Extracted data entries
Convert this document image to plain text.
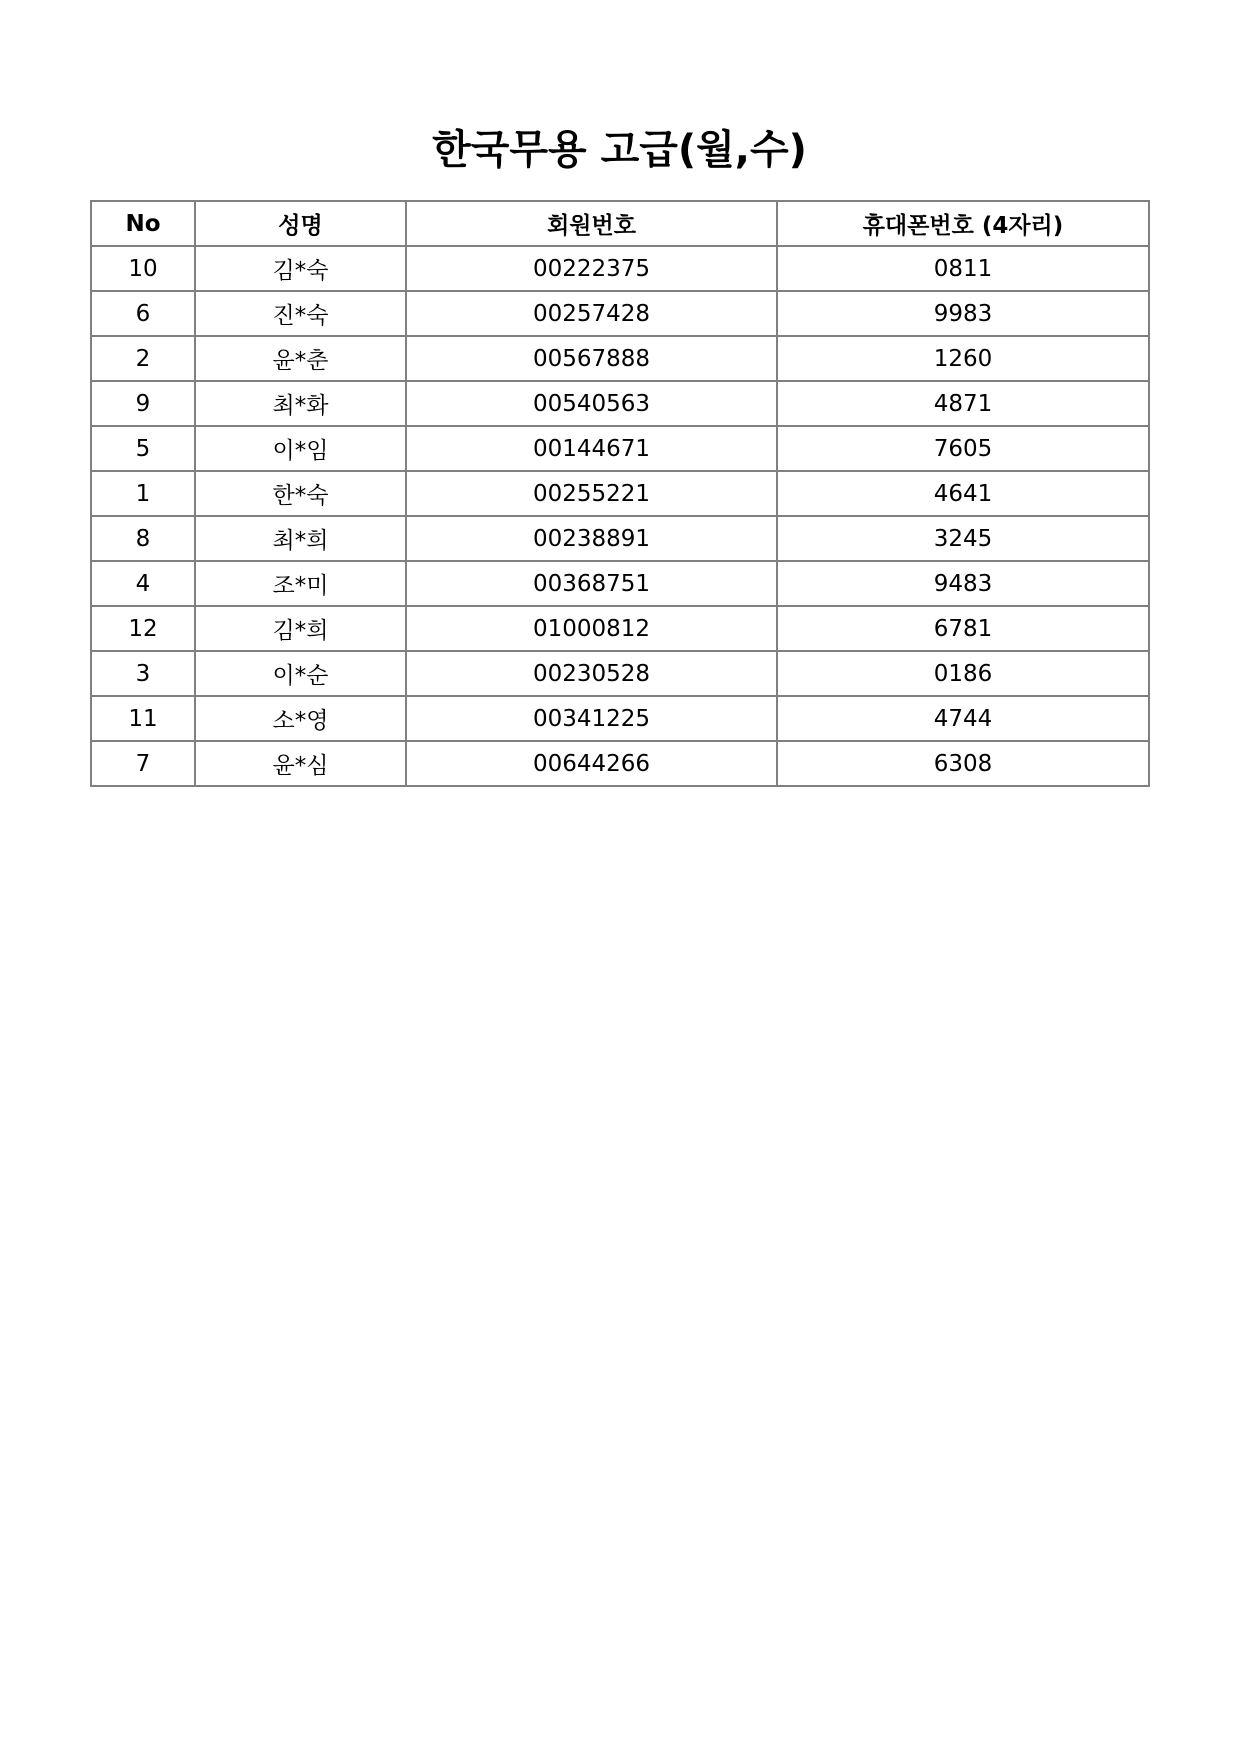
한국무용 고급(월,수)
No	성명	회원번호	휴대폰번호 (4자리)
10	김*숙	00222375	0811
6	진*숙	00257428	9983
2	윤*춘	00567888	1260
9	최*화	00540563	4871
5	이*임	00144671	7605
1	한*숙	00255221	4641
8	최*희	00238891	3245
4	조*미	00368751	9483
12	김*희	01000812	6781
3	이*순	00230528	0186
11	소*영	00341225	4744
7	윤*심	00644266	6308
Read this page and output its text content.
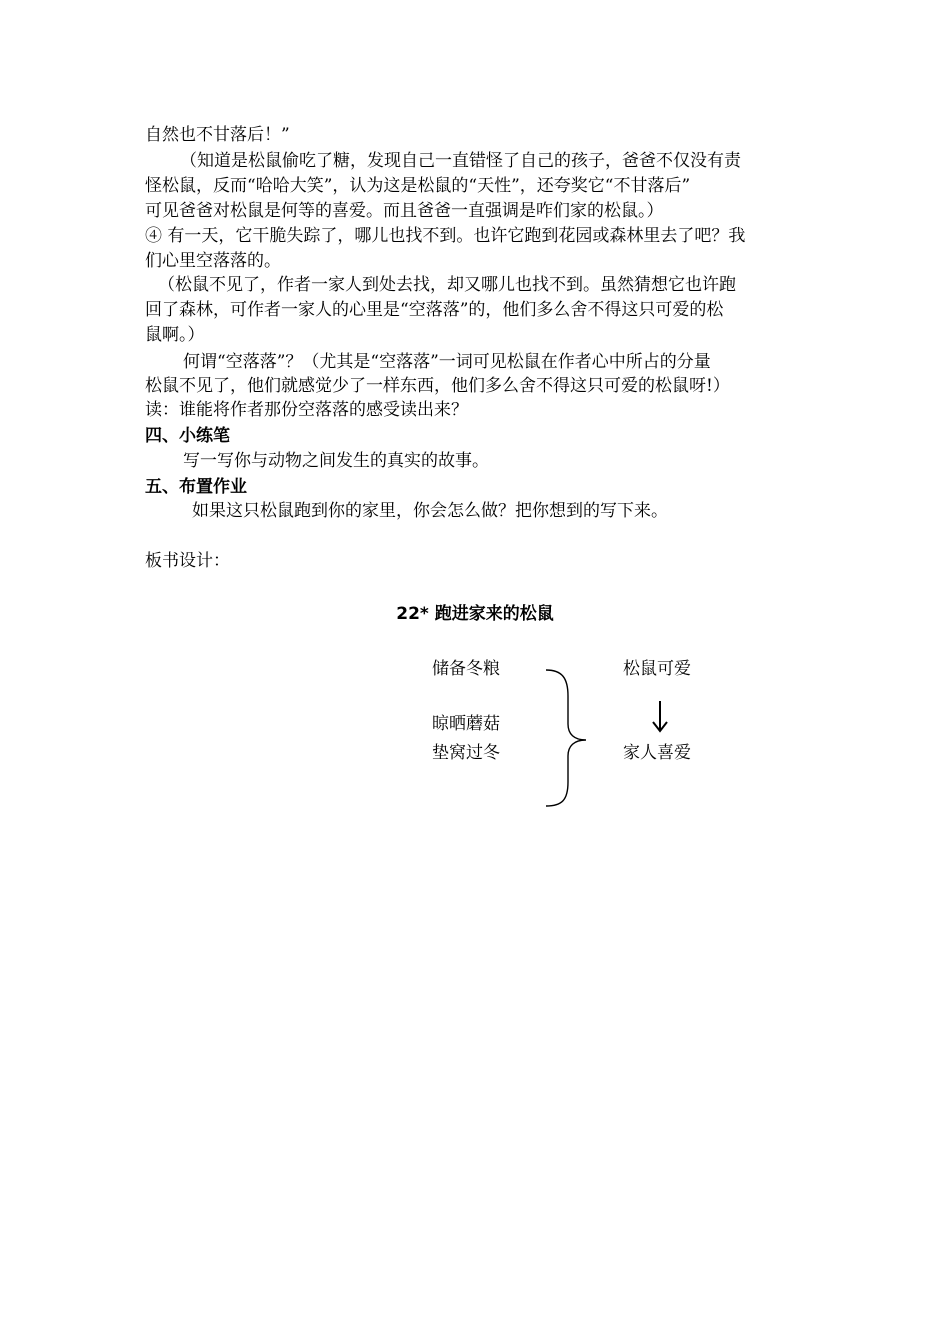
自然也不甘落后！”
（知道是松鼠偷吃了糖，发现自己一直错怪了自己的孩子，爸爸不仅没有责
怪松鼠，反而“哈哈大笑”，认为这是松鼠的“天性”，还夸奖它“不甘落后”
可见爸爸对松鼠是何等的喜爱。而且爸爸一直强调是咋们家的松鼠。）
④ 有一天，它干脆失踪了，哪儿也找不到。也许它跑到花园或森林里去了吧？我
们心里空落落的。
（松鼠不见了，作者一家人到处去找，却又哪儿也找不到。虽然猜想它也许跑
回了森林，可作者一家人的心里是“空落落”的，他们多么舍不得这只可爱的松
鼠啊。）
何谓“空落落”？（尤其是“空落落”一词可见松鼠在作者心中所占的分量
松鼠不见了，他们就感觉少了一样东西，他们多么舍不得这只可爱的松鼠呀!）
读：谁能将作者那份空落落的感受读出来？
四、小练笔
写一写你与动物之间发生的真实的故事。
五、布置作业
如果这只松鼠跑到你的家里，你会怎么做？把你想到的写下来。
板书设计：
22* 跑进家来的松鼠
储备冬粮
晾晒蘑菇
垫窝过冬
松鼠可爱
家人喜爱
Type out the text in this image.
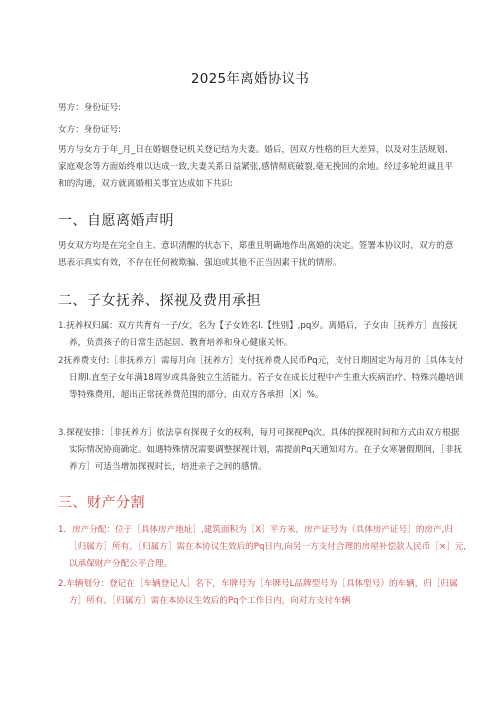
2025年离婚协议书
男方：身份证号:
女方：身份证号:
男方与女方于年_月_日在婚姻登记机关登记结为夫妻。婚后，因双方性格的巨大差异，以及对生活规划、家庭观念等方面始终难以达成一致,夫妻关系日益紧张,感情彻底破裂,毫无挽回的余地。经过多轮坦诚且平和的沟通，双方就离婚相关事宜达成如下共识:
一、自愿离婚声明
男女双方均是在完全自主、意识清醒的状态下，郑重且明确地作出离婚的决定。签署本协议时，双方的意思表示真实有效，不存在任何被欺骗、强迫或其他不正当因素干扰的情形。
二、子女抚养、探视及费用承担
1.抚养权归属：双方共育有一子/女，名为【子女姓名l.【性别】,pq岁。离婚后，子女由［抚养方］直接抚养，负责孩子的日常生活起居、教育培养和身心健康关怀。
2抚养费支付:［非抚养方］需每月向［抚养方］支付抚养费人民币Pq元，支付日期固定为每月的［具体支付日期l.直至子女年满18周岁或具备独立生活能力。若子女在成长过程中产生重大疾病治疗、特殊兴趣培训等特殊费用，超出正常抚养费范围的部分，由双方各承担［X］%。
3.探视安排：［非抚养方］依法享有探视子女的权利，每月可探视Pq次。具体的探视时间和方式由双方根据实际情况协商确定。如遇特殊情况需要调整探视计划，需提前Pq天通知对方。在子女寒暑假期间，［非抚养方］可适当增加探视时长，培进亲子之间的感情。
三、财产分割
1．房产分配：位于［具体房产地址］,建筑面积为［X］平方米，房产证号为（具体房产证号］的房产,归［归属方］所有。［归属方］需在本协议生效后的Pq日内,向另一方支付合理的房屋补偿款人民币［×］元,以承保财产分配公平合理。
2.车辆划分：登记在［车辆登记人］名下，车牌号为［车牌号L品牌型号为［具体型号）的车辆，归［归属方］所有。［归属方］需在本协议生效后的Pq个工作日内，向对方支付车辆
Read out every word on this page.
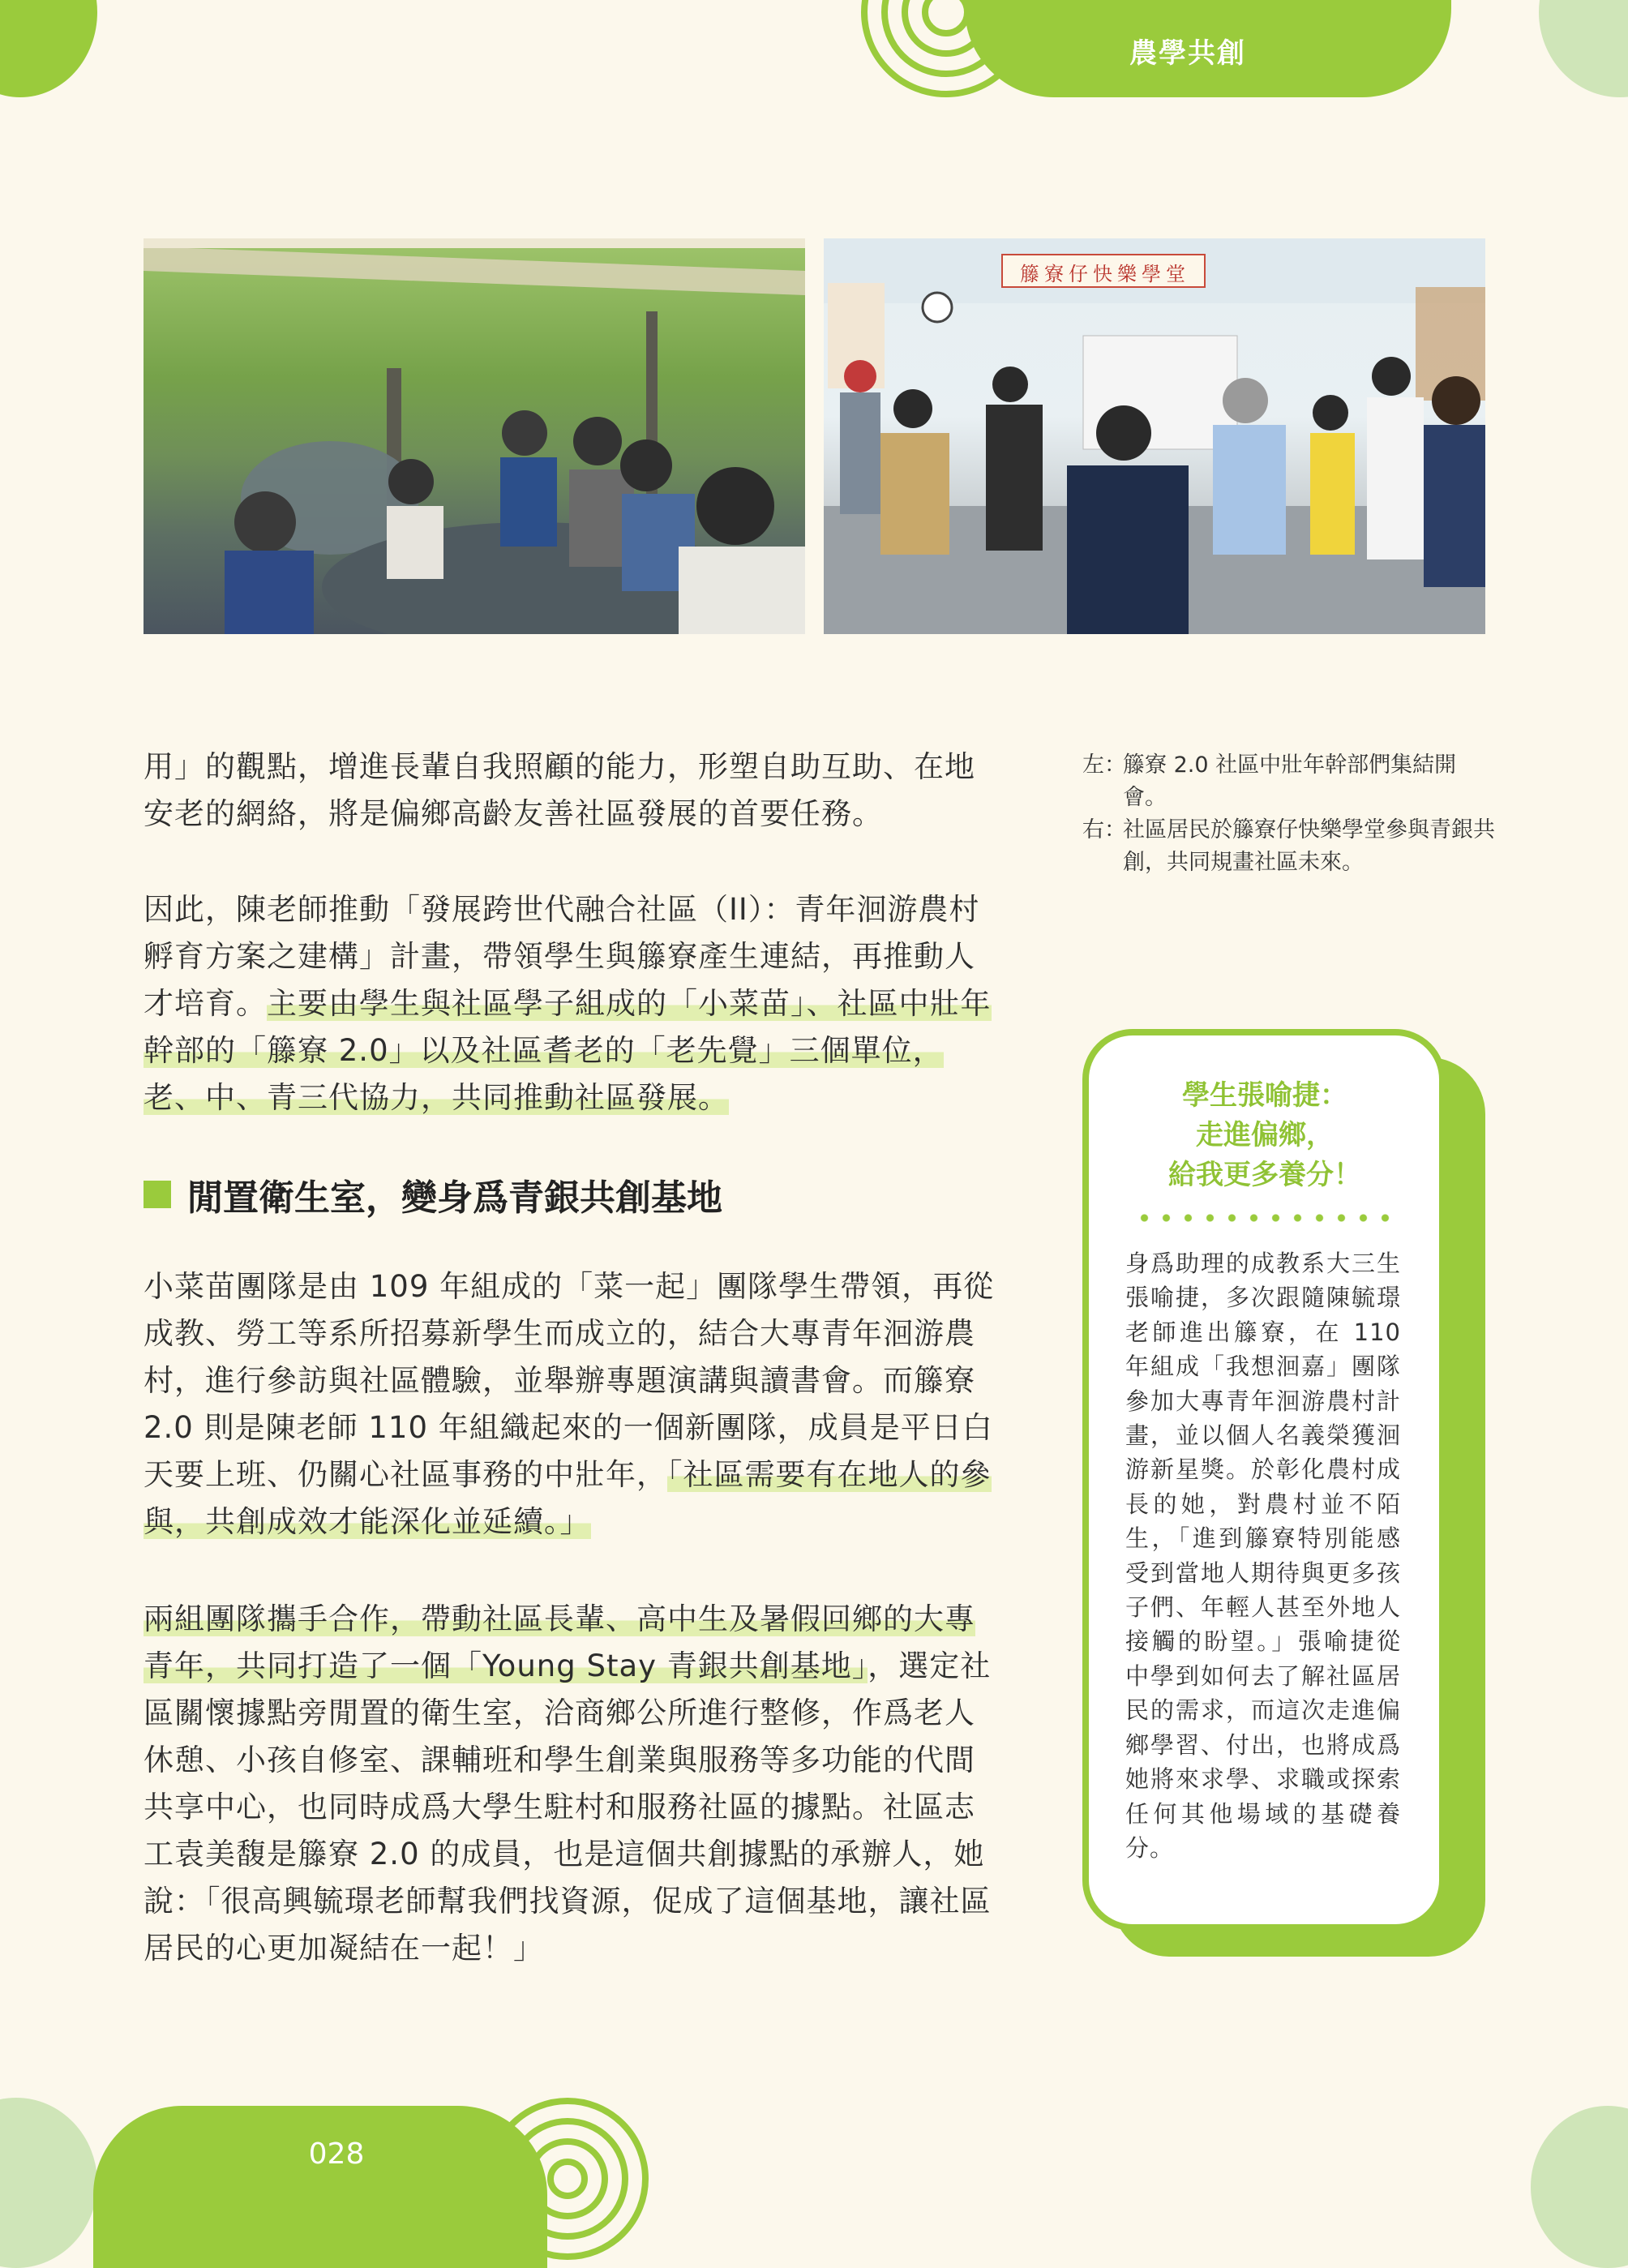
農學共創
籐寮仔快樂學堂

用」的觀點，增進長輩自我照顧的能力，形塑自助互助、在地安老的網絡，將是偏鄉高齡友善社區發展的首要任務。

因此，陳老師推動「發展跨世代融合社區（II）：青年洄游農村孵育方案之建構」計畫，帶領學生與籐寮產生連結，再推動人才培育。主要由學生與社區學子組成的「小菜苗」、社區中壯年幹部的「籐寮 2.0」以及社區耆老的「老先覺」三個單位，老、中、青三代協力，共同推動社區發展。

閒置衛生室，變身爲青銀共創基地

小菜苗團隊是由 109 年組成的「菜一起」團隊學生帶領，再從成教、勞工等系所招募新學生而成立的，結合大專青年洄游農村，進行參訪與社區體驗，並舉辦專題演講與讀書會。而籐寮 2.0 則是陳老師 110 年組織起來的一個新團隊，成員是平日白天要上班、仍關心社區事務的中壯年，「社區需要有在地人的參與，共創成效才能深化並延續。」

兩組團隊攜手合作，帶動社區長輩、高中生及暑假回鄉的大專青年，共同打造了一個「Young Stay 青銀共創基地」，選定社區關懷據點旁閒置的衛生室，洽商鄉公所進行整修，作爲老人休憩、小孩自修室、課輔班和學生創業與服務等多功能的代間共享中心，也同時成爲大學生駐村和服務社區的據點。社區志工袁美馥是籐寮 2.0 的成員，也是這個共創據點的承辦人，她說：「很高興毓璟老師幫我們找資源，促成了這個基地，讓社區居民的心更加凝結在一起！」

左：
籐寮 2.0 社區中壯年幹部們集結開會。
右：
社區居民於籐寮仔快樂學堂參與青銀共創，共同規畫社區未來。
學生張喻捷：
走進偏鄉，
給我更多養分！
身爲助理的成教系大三生張喻捷，多次跟隨陳毓璟老師進出籐寮，在 110 年組成「我想洄嘉」團隊參加大專青年洄游農村計畫，並以個人名義榮獲洄游新星獎。於彰化農村成長的她，對農村並不陌生，「進到籐寮特別能感受到當地人期待與更多孩子們、年輕人甚至外地人接觸的盼望。」張喻捷從中學到如何去了解社區居民的需求，而這次走進偏鄉學習、付出，也將成爲她將來求學、求職或探索任何其他場域的基礎養分。
028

[Task directions]: From the line that holds "Read out every word on this page." to the last line of the records, please copy each line exactly and nothing else. Pictures stay out.

[Completed task]:
Read out every word on this page.
農學共創
籐寮仔快樂學堂

用」的觀點，增進長輩自我照顧的能力，形塑自助互助、在地安老的網絡，將是偏鄉高齡友善社區發展的首要任務。

因此，陳老師推動「發展跨世代融合社區（II）：青年洄游農村孵育方案之建構」計畫，帶領學生與籐寮產生連結，再推動人才培育。主要由學生與社區學子組成的「小菜苗」、社區中壯年幹部的「籐寮 2.0」以及社區耆老的「老先覺」三個單位，老、中、青三代協力，共同推動社區發展。

閒置衛生室，變身爲青銀共創基地

小菜苗團隊是由 109 年組成的「菜一起」團隊學生帶領，再從成教、勞工等系所招募新學生而成立的，結合大專青年洄游農村，進行參訪與社區體驗，並舉辦專題演講與讀書會。而籐寮 2.0 則是陳老師 110 年組織起來的一個新團隊，成員是平日白天要上班、仍關心社區事務的中壯年，「社區需要有在地人的參與，共創成效才能深化並延續。」

兩組團隊攜手合作，帶動社區長輩、高中生及暑假回鄉的大專青年，共同打造了一個「Young Stay 青銀共創基地」，選定社區關懷據點旁閒置的衛生室，洽商鄉公所進行整修，作爲老人休憩、小孩自修室、課輔班和學生創業與服務等多功能的代間共享中心，也同時成爲大學生駐村和服務社區的據點。社區志工袁美馥是籐寮 2.0 的成員，也是這個共創據點的承辦人，她說：「很高興毓璟老師幫我們找資源，促成了這個基地，讓社區居民的心更加凝結在一起！」

左：
籐寮 2.0 社區中壯年幹部們集結開會。
右：
社區居民於籐寮仔快樂學堂參與青銀共創，共同規畫社區未來。
學生張喻捷：
走進偏鄉，
給我更多養分！
身爲助理的成教系大三生張喻捷，多次跟隨陳毓璟老師進出籐寮，在 110 年組成「我想洄嘉」團隊參加大專青年洄游農村計畫，並以個人名義榮獲洄游新星獎。於彰化農村成長的她，對農村並不陌生，「進到籐寮特別能感受到當地人期待與更多孩子們、年輕人甚至外地人接觸的盼望。」張喻捷從中學到如何去了解社區居民的需求，而這次走進偏鄉學習、付出，也將成爲她將來求學、求職或探索任何其他場域的基礎養分。
028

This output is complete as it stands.